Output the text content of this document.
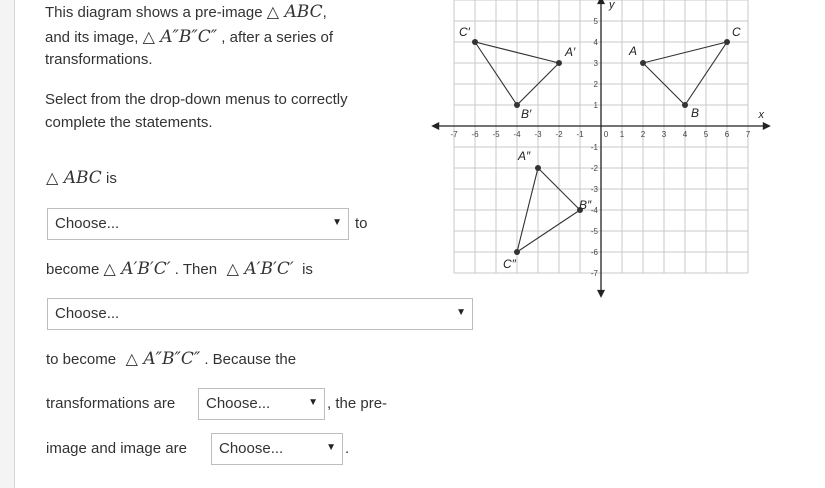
This diagram shows a pre-image △ ABC,
and its image, △ A″B″C″ , after a series of
transformations.
Select from the drop-down menus to correctly
complete the statements.
△ ABC is
Choose...	▼ to
become △ A′B′C′ . Then △ A′B′C′ is
Choose...	▼
to become △ A″B″C″ . Because the
transformations are Choose...	▼ , the pre-
image and image are Choose...	▼ .
x
y
-7 -6 -5 -4 -3 -2 -1	0 1 2 3 4 5 6 7
5
4
3
2
1
-1
-2
-3
-4
-5
-6
-7
A
B
C
A′
B′
C′
A″
B″
C″
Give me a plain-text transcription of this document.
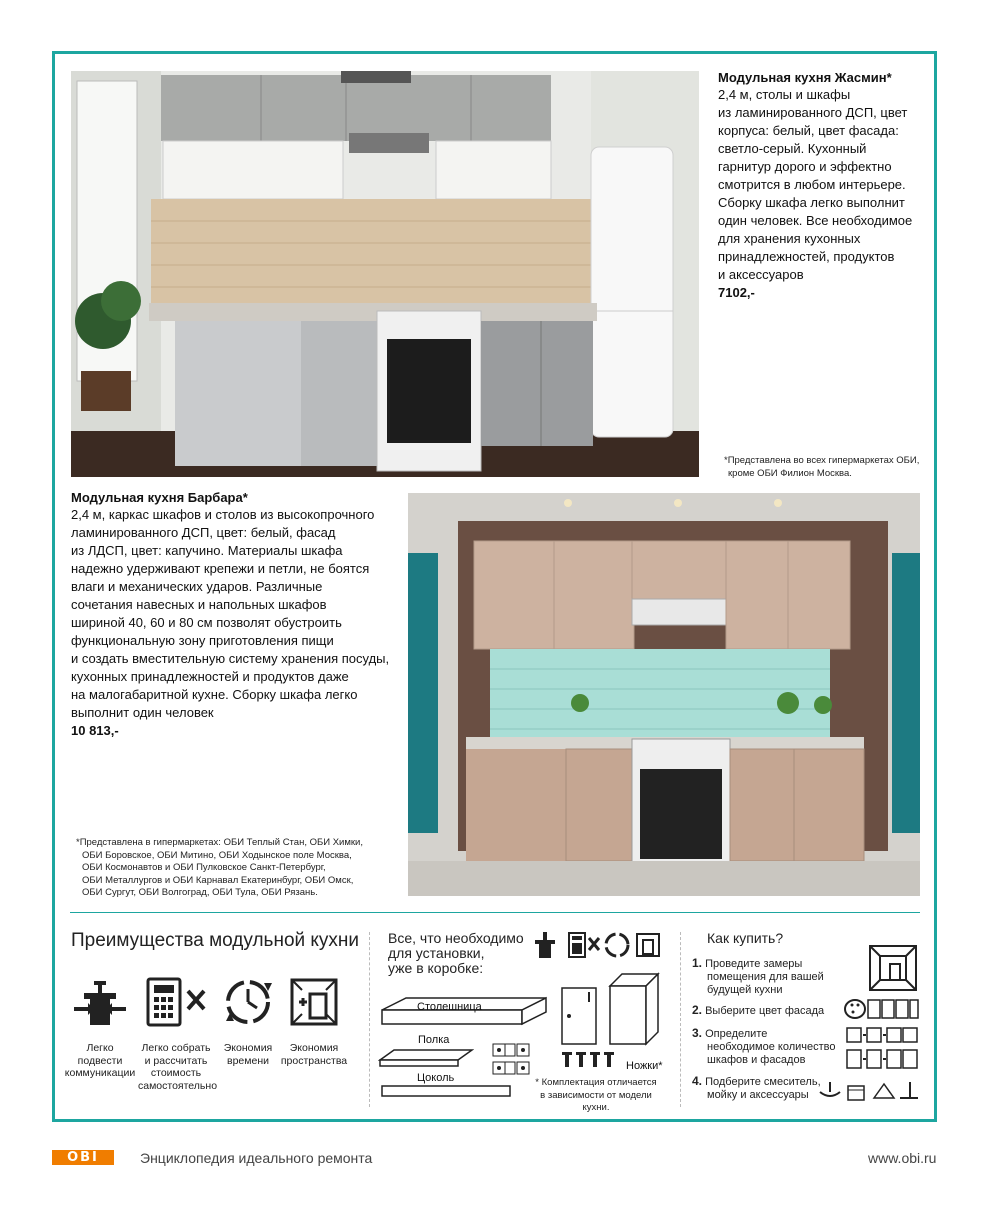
Модульная кухня Жасмин*
2,4 м, столы и шкафы
из ламинированного ДСП, цвет
корпуса: белый, цвет фасада:
светло-серый. Кухонный
гарнитур дорого и эффектно
смотрится в любом интерьере.
Сборку шкафа легко выполнит
один человек. Все необходимое
для хранения кухонных
принадлежностей, продуктов
и аксессуаров
7102,-
*Представлена во всех гипермаркетах ОБИ,
кроме ОБИ Филион Москва.
Модульная кухня Барбара*
2,4 м, каркас шкафов и столов из высокопрочного
ламинированного ДСП, цвет: белый, фасад
из ЛДСП, цвет: капучино. Материалы шкафа
надежно удерживают крепежи и петли, не боятся
влаги и механических ударов. Различные
сочетания навесных и напольных шкафов
шириной 40, 60 и 80 см позволят обустроить
функциональную зону приготовления пищи
и создать вместительную систему хранения посуды,
кухонных принадлежностей и продуктов даже
на малогабаритной кухне. Сборку шкафа легко
выполнит один человек
10 813,-
*Представлена в гипермаркетах: ОБИ Теплый Стан, ОБИ Химки,
ОБИ Боровское, ОБИ Митино, ОБИ Ходынское поле Москва,
ОБИ Космонавтов и ОБИ Пулковское Санкт-Петербург,
ОБИ Металлургов и ОБИ Карнавал Екатеринбург, ОБИ Омск,
ОБИ Сургут, ОБИ Волгоград, ОБИ Тула, ОБИ Рязань.
Преимущества модульной кухни
Легко
подвести
коммуникации
Легко собрать
и рассчитать
стоимость
самостоятельно
Экономия
времени
Экономия
пространства
Все, что необходимо
для установки,
уже в коробке:
Столешница
Полка
Цоколь
Ножки*
* Комплектация отличается
в зависимости от модели кухни.
Как купить?
1. Проведите замеры
помещения для вашей
будущей кухни
2. Выберите цвет фасада
3. Определите
необходимое количество
шкафов и фасадов
4. Подберите смеситель,
мойку и аксессуары
OBI	Энциклопедия идеального ремонта	www.obi.ru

+ + + +

• **REQUIRED WORK**: Write out the data precisely as given, excluding the pictures.

• **IN RESPONSE**:
Output the text content of this document.
This diagram shows a pre-image △ ABC,
and its image, △ A″B″C″ , after a series of
transformations.
Select from the drop-down menus to correctly
complete the statements.
△ ABC is
Choose...	▼ to
become △ A′B′C′ . Then △ A′B′C′ is
Choose...	▼
to become △ A″B″C″ . Because the
transformations are Choose...	▼ , the pre-
image and image are Choose...	▼ .
x
y
-7 -6 -5 -4 -3 -2 -1	0 1 2 3 4 5 6 7
5
4
3
2
1
-1
-2
-3
-4
-5
-6
-7
A
B
C
A′
B′
C′
A″
B″
C″
Give me a plain-text transcription of this document.
Модульная кухня Жасмин*
2,4 м, столы и шкафы
из ламинированного ДСП, цвет
корпуса: белый, цвет фасада:
светло-серый. Кухонный
гарнитур дорого и эффектно
смотрится в любом интерьере.
Сборку шкафа легко выполнит
один человек. Все необходимое
для хранения кухонных
принадлежностей, продуктов
и аксессуаров
7102,-
*Представлена во всех гипермаркетах ОБИ,
кроме ОБИ Филион Москва.
Модульная кухня Барбара*
2,4 м, каркас шкафов и столов из высокопрочного
ламинированного ДСП, цвет: белый, фасад
из ЛДСП, цвет: капучино. Материалы шкафа
надежно удерживают крепежи и петли, не боятся
влаги и механических ударов. Различные
сочетания навесных и напольных шкафов
шириной 40, 60 и 80 см позволят обустроить
функциональную зону приготовления пищи
и создать вместительную систему хранения посуды,
кухонных принадлежностей и продуктов даже
на малогабаритной кухне. Сборку шкафа легко
выполнит один человек
10 813,-
*Представлена в гипермаркетах: ОБИ Теплый Стан, ОБИ Химки,
ОБИ Боровское, ОБИ Митино, ОБИ Ходынское поле Москва,
ОБИ Космонавтов и ОБИ Пулковское Санкт-Петербург,
ОБИ Металлургов и ОБИ Карнавал Екатеринбург, ОБИ Омск,
ОБИ Сургут, ОБИ Волгоград, ОБИ Тула, ОБИ Рязань.
Преимущества модульной кухни
Легко
подвести
коммуникации
Легко собрать
и рассчитать
стоимость
самостоятельно
Экономия
времени
Экономия
пространства
Все, что необходимо
для установки,
уже в коробке:
Столешница
Полка
Цоколь
Ножки*
* Комплектация отличается
в зависимости от модели кухни.
Как купить?
1. Проведите замеры
помещения для вашей
будущей кухни
2. Выберите цвет фасада
3. Определите
необходимое количество
шкафов и фасадов
4. Подберите смеситель,
мойку и аксессуары
OBI	Энциклопедия идеального ремонта	www.obi.ru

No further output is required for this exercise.